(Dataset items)
------------

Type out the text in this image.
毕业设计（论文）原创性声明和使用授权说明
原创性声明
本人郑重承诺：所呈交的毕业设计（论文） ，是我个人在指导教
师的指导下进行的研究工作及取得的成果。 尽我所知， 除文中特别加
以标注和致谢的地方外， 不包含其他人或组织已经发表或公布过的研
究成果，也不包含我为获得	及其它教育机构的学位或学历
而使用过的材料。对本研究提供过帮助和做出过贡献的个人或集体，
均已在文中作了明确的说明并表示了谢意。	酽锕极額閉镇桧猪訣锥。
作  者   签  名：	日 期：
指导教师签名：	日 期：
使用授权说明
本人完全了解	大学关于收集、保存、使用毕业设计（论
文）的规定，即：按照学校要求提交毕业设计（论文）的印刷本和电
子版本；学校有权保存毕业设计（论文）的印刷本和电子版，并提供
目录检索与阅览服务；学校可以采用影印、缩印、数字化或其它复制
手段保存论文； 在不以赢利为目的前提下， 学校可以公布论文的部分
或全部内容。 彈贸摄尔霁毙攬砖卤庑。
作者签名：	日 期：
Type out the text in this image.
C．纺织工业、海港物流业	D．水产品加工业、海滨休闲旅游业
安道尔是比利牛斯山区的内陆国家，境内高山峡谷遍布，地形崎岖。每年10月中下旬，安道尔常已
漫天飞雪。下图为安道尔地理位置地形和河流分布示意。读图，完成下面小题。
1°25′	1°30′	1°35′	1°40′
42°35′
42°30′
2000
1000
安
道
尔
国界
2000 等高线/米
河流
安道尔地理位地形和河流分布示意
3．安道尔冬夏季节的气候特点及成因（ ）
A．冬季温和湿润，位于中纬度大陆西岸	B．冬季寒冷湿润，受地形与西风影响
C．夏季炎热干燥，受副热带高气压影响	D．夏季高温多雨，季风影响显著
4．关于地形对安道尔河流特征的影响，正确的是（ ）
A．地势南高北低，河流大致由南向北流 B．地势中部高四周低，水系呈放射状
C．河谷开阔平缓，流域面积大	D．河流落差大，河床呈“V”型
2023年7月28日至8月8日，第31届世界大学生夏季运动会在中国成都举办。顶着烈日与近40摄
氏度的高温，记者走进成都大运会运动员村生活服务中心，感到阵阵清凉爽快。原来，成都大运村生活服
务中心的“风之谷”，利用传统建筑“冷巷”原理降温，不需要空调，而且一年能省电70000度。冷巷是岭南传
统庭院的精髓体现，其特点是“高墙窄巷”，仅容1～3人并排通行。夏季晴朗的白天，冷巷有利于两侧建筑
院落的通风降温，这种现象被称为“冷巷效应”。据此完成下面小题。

------------

Task requirements. Repeat the records above exactly, from the first line to the last.

Reply to the exercise.
Type out the text in this image.
毕业设计（论文）原创性声明和使用授权说明
原创性声明
本人郑重承诺：所呈交的毕业设计（论文） ，是我个人在指导教
师的指导下进行的研究工作及取得的成果。 尽我所知， 除文中特别加
以标注和致谢的地方外， 不包含其他人或组织已经发表或公布过的研
究成果，也不包含我为获得	及其它教育机构的学位或学历
而使用过的材料。对本研究提供过帮助和做出过贡献的个人或集体，
均已在文中作了明确的说明并表示了谢意。	酽锕极額閉镇桧猪訣锥。
作  者   签  名：	日 期：
指导教师签名：	日 期：
使用授权说明
本人完全了解	大学关于收集、保存、使用毕业设计（论
文）的规定，即：按照学校要求提交毕业设计（论文）的印刷本和电
子版本；学校有权保存毕业设计（论文）的印刷本和电子版，并提供
目录检索与阅览服务；学校可以采用影印、缩印、数字化或其它复制
手段保存论文； 在不以赢利为目的前提下， 学校可以公布论文的部分
或全部内容。 彈贸摄尔霁毙攬砖卤庑。
作者签名：	日 期：
Type out the text in this image.
C．纺织工业、海港物流业	D．水产品加工业、海滨休闲旅游业
安道尔是比利牛斯山区的内陆国家，境内高山峡谷遍布，地形崎岖。每年10月中下旬，安道尔常已
漫天飞雪。下图为安道尔地理位置地形和河流分布示意。读图，完成下面小题。
1°25′	1°30′	1°35′	1°40′
42°35′
42°30′
2000
1000
安
道
尔
国界
2000 等高线/米
河流
安道尔地理位地形和河流分布示意
3．安道尔冬夏季节的气候特点及成因（ ）
A．冬季温和湿润，位于中纬度大陆西岸	B．冬季寒冷湿润，受地形与西风影响
C．夏季炎热干燥，受副热带高气压影响	D．夏季高温多雨，季风影响显著
4．关于地形对安道尔河流特征的影响，正确的是（ ）
A．地势南高北低，河流大致由南向北流 B．地势中部高四周低，水系呈放射状
C．河谷开阔平缓，流域面积大	D．河流落差大，河床呈“V”型
2023年7月28日至8月8日，第31届世界大学生夏季运动会在中国成都举办。顶着烈日与近40摄
氏度的高温，记者走进成都大运会运动员村生活服务中心，感到阵阵清凉爽快。原来，成都大运村生活服
务中心的“风之谷”，利用传统建筑“冷巷”原理降温，不需要空调，而且一年能省电70000度。冷巷是岭南传
统庭院的精髓体现，其特点是“高墙窄巷”，仅容1～3人并排通行。夏季晴朗的白天，冷巷有利于两侧建筑
院落的通风降温，这种现象被称为“冷巷效应”。据此完成下面小题。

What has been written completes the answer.